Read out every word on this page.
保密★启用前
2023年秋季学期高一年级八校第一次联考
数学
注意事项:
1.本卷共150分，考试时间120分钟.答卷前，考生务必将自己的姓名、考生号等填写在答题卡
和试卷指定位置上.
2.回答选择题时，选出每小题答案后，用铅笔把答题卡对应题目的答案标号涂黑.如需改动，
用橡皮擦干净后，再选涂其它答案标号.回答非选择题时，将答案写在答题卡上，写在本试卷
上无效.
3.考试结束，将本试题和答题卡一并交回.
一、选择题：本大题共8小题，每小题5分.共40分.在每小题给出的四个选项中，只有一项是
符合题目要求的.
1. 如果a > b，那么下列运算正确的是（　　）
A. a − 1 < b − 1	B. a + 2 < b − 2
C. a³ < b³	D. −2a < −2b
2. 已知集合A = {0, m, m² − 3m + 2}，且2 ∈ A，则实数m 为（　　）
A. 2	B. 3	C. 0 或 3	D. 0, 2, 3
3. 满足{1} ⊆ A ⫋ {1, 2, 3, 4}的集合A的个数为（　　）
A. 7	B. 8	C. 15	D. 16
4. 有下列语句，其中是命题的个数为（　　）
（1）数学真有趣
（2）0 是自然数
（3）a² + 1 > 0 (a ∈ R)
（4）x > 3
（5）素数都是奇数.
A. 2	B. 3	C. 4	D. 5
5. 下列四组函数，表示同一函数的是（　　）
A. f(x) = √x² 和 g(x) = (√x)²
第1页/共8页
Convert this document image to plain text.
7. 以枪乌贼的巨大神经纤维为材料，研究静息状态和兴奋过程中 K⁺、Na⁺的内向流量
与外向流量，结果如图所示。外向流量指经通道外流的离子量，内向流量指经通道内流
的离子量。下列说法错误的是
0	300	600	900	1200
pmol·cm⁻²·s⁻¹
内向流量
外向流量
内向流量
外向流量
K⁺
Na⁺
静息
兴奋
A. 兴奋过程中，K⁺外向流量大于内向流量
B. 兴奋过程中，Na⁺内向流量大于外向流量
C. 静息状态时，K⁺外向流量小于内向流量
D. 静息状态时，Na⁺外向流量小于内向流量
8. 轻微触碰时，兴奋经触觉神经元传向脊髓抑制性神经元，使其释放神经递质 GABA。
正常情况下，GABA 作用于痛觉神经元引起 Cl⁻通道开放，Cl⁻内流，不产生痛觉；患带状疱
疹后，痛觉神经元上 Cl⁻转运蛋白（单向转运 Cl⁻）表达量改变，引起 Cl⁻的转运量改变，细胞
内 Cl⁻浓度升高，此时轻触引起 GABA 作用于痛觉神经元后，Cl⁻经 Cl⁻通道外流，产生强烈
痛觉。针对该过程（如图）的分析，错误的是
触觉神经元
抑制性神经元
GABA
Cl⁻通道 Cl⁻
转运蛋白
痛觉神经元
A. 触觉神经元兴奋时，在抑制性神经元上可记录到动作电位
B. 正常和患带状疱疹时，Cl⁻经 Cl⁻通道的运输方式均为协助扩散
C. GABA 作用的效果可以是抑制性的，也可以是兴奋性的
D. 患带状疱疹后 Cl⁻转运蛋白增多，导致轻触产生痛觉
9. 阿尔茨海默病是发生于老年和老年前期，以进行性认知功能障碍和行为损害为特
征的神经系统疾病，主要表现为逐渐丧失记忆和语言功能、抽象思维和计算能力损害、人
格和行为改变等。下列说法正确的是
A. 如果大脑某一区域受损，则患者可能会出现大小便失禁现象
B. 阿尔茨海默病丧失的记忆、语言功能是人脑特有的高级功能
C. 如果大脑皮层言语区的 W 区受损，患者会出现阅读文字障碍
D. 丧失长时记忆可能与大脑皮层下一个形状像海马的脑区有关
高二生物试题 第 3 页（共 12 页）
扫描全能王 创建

[What you are asked to do]:
Copy every line in the entries above that has the string "this" in it.

[Expected output]:
Read out every word on this page.
Convert this document image to plain text.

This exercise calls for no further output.